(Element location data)
:::
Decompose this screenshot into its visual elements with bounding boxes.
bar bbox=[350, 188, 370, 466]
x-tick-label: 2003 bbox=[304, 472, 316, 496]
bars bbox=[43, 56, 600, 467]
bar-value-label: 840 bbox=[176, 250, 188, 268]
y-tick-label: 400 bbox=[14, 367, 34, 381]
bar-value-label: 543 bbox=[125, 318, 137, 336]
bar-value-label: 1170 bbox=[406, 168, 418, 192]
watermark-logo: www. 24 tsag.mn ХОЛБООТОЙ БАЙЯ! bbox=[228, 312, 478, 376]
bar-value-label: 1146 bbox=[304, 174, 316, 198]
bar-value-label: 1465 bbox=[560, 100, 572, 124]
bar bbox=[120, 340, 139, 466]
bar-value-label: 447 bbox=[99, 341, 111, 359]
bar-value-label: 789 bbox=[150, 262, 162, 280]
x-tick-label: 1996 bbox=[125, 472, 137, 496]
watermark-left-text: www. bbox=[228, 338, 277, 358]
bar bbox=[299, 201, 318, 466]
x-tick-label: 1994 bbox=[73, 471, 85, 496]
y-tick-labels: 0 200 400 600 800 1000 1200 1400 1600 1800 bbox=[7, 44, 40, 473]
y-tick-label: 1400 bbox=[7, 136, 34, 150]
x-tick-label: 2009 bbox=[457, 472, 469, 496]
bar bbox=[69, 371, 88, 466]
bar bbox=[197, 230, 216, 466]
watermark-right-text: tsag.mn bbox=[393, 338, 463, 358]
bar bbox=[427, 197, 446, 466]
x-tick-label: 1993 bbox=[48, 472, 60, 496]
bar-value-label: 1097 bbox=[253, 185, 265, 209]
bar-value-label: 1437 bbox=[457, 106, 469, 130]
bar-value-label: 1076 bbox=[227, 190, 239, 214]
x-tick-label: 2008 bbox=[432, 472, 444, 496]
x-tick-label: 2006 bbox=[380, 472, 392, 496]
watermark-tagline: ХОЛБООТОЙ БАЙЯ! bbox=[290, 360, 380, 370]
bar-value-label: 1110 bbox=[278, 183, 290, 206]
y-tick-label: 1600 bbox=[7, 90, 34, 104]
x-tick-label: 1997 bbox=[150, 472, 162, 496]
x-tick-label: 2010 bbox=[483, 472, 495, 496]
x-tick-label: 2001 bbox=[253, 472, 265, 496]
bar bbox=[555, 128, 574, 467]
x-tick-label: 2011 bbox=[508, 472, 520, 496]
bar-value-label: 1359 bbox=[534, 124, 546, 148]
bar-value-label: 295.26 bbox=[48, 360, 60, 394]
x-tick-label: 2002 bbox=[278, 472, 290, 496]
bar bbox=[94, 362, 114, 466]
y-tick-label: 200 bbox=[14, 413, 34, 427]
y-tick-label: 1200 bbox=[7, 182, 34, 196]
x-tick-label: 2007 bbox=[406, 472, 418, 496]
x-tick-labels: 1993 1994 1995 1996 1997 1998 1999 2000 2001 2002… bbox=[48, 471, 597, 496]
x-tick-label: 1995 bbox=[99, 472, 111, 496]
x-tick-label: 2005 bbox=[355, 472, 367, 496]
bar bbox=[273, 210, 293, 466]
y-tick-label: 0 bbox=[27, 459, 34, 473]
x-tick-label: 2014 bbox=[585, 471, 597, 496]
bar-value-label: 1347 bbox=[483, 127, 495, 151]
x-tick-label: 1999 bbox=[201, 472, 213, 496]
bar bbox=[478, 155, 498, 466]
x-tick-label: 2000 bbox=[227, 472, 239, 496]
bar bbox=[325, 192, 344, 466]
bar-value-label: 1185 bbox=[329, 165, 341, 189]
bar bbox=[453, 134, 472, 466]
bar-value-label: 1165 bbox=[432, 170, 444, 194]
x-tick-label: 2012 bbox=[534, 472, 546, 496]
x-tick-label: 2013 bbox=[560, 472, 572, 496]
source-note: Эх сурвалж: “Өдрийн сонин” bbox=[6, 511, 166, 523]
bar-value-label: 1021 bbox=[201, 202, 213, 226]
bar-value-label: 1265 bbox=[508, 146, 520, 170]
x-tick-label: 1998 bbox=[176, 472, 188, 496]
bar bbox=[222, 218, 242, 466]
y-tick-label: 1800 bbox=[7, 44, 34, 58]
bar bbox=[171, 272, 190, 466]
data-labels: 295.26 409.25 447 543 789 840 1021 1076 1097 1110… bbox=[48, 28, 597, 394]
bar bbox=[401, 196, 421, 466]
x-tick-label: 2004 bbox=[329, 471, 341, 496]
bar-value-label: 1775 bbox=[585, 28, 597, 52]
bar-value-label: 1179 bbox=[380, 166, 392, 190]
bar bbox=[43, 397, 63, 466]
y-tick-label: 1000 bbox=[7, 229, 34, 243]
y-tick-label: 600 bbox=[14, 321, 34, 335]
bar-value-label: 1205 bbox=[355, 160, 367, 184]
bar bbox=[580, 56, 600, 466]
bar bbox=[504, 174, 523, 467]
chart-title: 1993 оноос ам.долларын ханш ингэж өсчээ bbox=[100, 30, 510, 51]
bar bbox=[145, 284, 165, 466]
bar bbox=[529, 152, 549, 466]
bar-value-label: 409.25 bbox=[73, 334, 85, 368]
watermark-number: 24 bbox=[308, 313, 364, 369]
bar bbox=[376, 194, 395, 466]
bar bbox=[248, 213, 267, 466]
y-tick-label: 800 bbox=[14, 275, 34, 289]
:::
▶ _Instructions for the task_
Present every line of the records as a Markdown table with two columns, Row and Line. Number each row and omit any blank lines.

▶ _Right answer_
| Row | Line |
|---|---|
| 1 | Decompose this screenshot into its visual elements with bounding boxes. |
| 2 | bar bbox=[350, 188, 370, 466] |
| 3 | x-tick-label: 2003 bbox=[304, 472, 316, 496] |
| 4 | bars bbox=[43, 56, 600, 467] |
| 5 | bar-value-label: 840 bbox=[176, 250, 188, 268] |
| 6 | y-tick-label: 400 bbox=[14, 367, 34, 381] |
| 7 | bar-value-label: 543 bbox=[125, 318, 137, 336] |
| 8 | bar-value-label: 1170 bbox=[406, 168, 418, 192] |
| 9 | watermark-logo: www. 24 tsag.mn ХОЛБООТОЙ БАЙЯ! bbox=[228, 312, 478, 376] |
| 10 | bar-value-label: 1146 bbox=[304, 174, 316, 198] |
| 11 | bar-value-label: 1465 bbox=[560, 100, 572, 124] |
| 12 | bar bbox=[120, 340, 139, 466] |
| 13 | bar-value-label: 447 bbox=[99, 341, 111, 359] |
| 14 | bar-value-label: 789 bbox=[150, 262, 162, 280] |
| 15 | x-tick-label: 1996 bbox=[125, 472, 137, 496] |
| 16 | watermark-left-text: www. bbox=[228, 338, 277, 358] |
| 17 | bar bbox=[299, 201, 318, 466] |
| 18 | x-tick-label: 1994 bbox=[73, 471, 85, 496] |
| 19 | y-tick-labels: 0 200 400 600 800 1000 1200 1400 1600 1800 bbox=[7, 44, 40, 473] |
| 20 | y-tick-label: 1400 bbox=[7, 136, 34, 150] |
| 21 | x-tick-label: 2009 bbox=[457, 472, 469, 496] |
| 22 | bar bbox=[69, 371, 88, 466] |
| 23 | bar bbox=[197, 230, 216, 466] |
| 24 | watermark-right-text: tsag.mn bbox=[393, 338, 463, 358] |
| 25 | bar bbox=[427, 197, 446, 466] |
| 26 | x-tick-label: 1993 bbox=[48, 472, 60, 496] |
| 27 | bar-value-label: 1097 bbox=[253, 185, 265, 209] |
| 28 | bar-value-label: 1437 bbox=[457, 106, 469, 130] |
| 29 | bar-value-label: 1076 bbox=[227, 190, 239, 214] |
| 30 | x-tick-label: 2008 bbox=[432, 472, 444, 496] |
| 31 | x-tick-label: 2006 bbox=[380, 472, 392, 496] |
| 32 | watermark-tagline: ХОЛБООТОЙ БАЙЯ! bbox=[290, 360, 380, 370] |
| 33 | bar-value-label: 1110 bbox=[278, 183, 290, 206] |
| 34 | y-tick-label: 1600 bbox=[7, 90, 34, 104] |
| 35 | x-tick-label: 1997 bbox=[150, 472, 162, 496] |
| 36 | x-tick-label: 2010 bbox=[483, 472, 495, 496] |
| 37 | x-tick-label: 2001 bbox=[253, 472, 265, 496] |
| 38 | bar bbox=[555, 128, 574, 467] |
| 39 | x-tick-label: 2011 bbox=[508, 472, 520, 496] |
| 40 | bar-value-label: 1359 bbox=[534, 124, 546, 148] |
| 41 | bar-value-label: 295.26 bbox=[48, 360, 60, 394] |
| 42 | x-tick-label: 2002 bbox=[278, 472, 290, 496] |
| 43 | bar bbox=[94, 362, 114, 466] |
| 44 | y-tick-label: 200 bbox=[14, 413, 34, 427] |
| 45 | y-tick-label: 1200 bbox=[7, 182, 34, 196] |
| 46 | x-tick-label: 2007 bbox=[406, 472, 418, 496] |
| 47 | x-tick-labels: 1993 1994 1995 1996 1997 1998 1999 2000 2001 2002… bbox=[48, 471, 597, 496] |
| 48 | x-tick-label: 1995 bbox=[99, 472, 111, 496] |
| 49 | x-tick-label: 2005 bbox=[355, 472, 367, 496] |
| 50 | bar bbox=[273, 210, 293, 466] |
| 51 | y-tick-label: 0 bbox=[27, 459, 34, 473] |
| 52 | x-tick-label: 2014 bbox=[585, 471, 597, 496] |
| 53 | bar-value-label: 1347 bbox=[483, 127, 495, 151] |
| 54 | x-tick-label: 1999 bbox=[201, 472, 213, 496] |
| 55 | bar bbox=[478, 155, 498, 466] |
| 56 | x-tick-label: 2000 bbox=[227, 472, 239, 496] |
| 57 | bar bbox=[325, 192, 344, 466] |
| 58 | bar-value-label: 1185 bbox=[329, 165, 341, 189] |
| 59 | bar bbox=[453, 134, 472, 466] |
| 60 | bar-value-label: 1165 bbox=[432, 170, 444, 194] |
| 61 | x-tick-label: 2012 bbox=[534, 472, 546, 496] |
| 62 | x-tick-label: 2013 bbox=[560, 472, 572, 496] |
| 63 | source-note: Эх сурвалж: “Өдрийн сонин” bbox=[6, 511, 166, 523] |
| 64 | bar-value-label: 1021 bbox=[201, 202, 213, 226] |
| 65 | bar-value-label: 1265 bbox=[508, 146, 520, 170] |
| 66 | x-tick-label: 1998 bbox=[176, 472, 188, 496] |
| 67 | bar bbox=[222, 218, 242, 466] |
| 68 | y-tick-label: 1800 bbox=[7, 44, 34, 58] |
| 69 | bar bbox=[171, 272, 190, 466] |
| 70 | data-labels: 295.26 409.25 447 543 789 840 1021 1076 1097 1110… bbox=[48, 28, 597, 394] |
| 71 | bar bbox=[401, 196, 421, 466] |
| 72 | x-tick-label: 2004 bbox=[329, 471, 341, 496] |
| 73 | bar-value-label: 1775 bbox=[585, 28, 597, 52] |
| 74 | bar-value-label: 1179 bbox=[380, 166, 392, 190] |
| 75 | bar bbox=[43, 397, 63, 466] |
| 76 | y-tick-label: 1000 bbox=[7, 229, 34, 243] |
| 77 | y-tick-label: 600 bbox=[14, 321, 34, 335] |
| 78 | bar-value-label: 1205 bbox=[355, 160, 367, 184] |
| 79 | bar bbox=[580, 56, 600, 466] |
| 80 | bar bbox=[504, 174, 523, 467] |
| 81 | chart-title: 1993 оноос ам.долларын ханш ингэж өсчээ bbox=[100, 30, 510, 51] |
| 82 | bar bbox=[145, 284, 165, 466] |
| 83 | bar bbox=[529, 152, 549, 466] |
| 84 | bar-value-label: 409.25 bbox=[73, 334, 85, 368] |
| 85 | watermark-number: 24 bbox=[308, 313, 364, 369] |
| 86 | bar bbox=[376, 194, 395, 466] |
| 87 | bar bbox=[248, 213, 267, 466] |
| 88 | y-tick-label: 800 bbox=[14, 275, 34, 289] |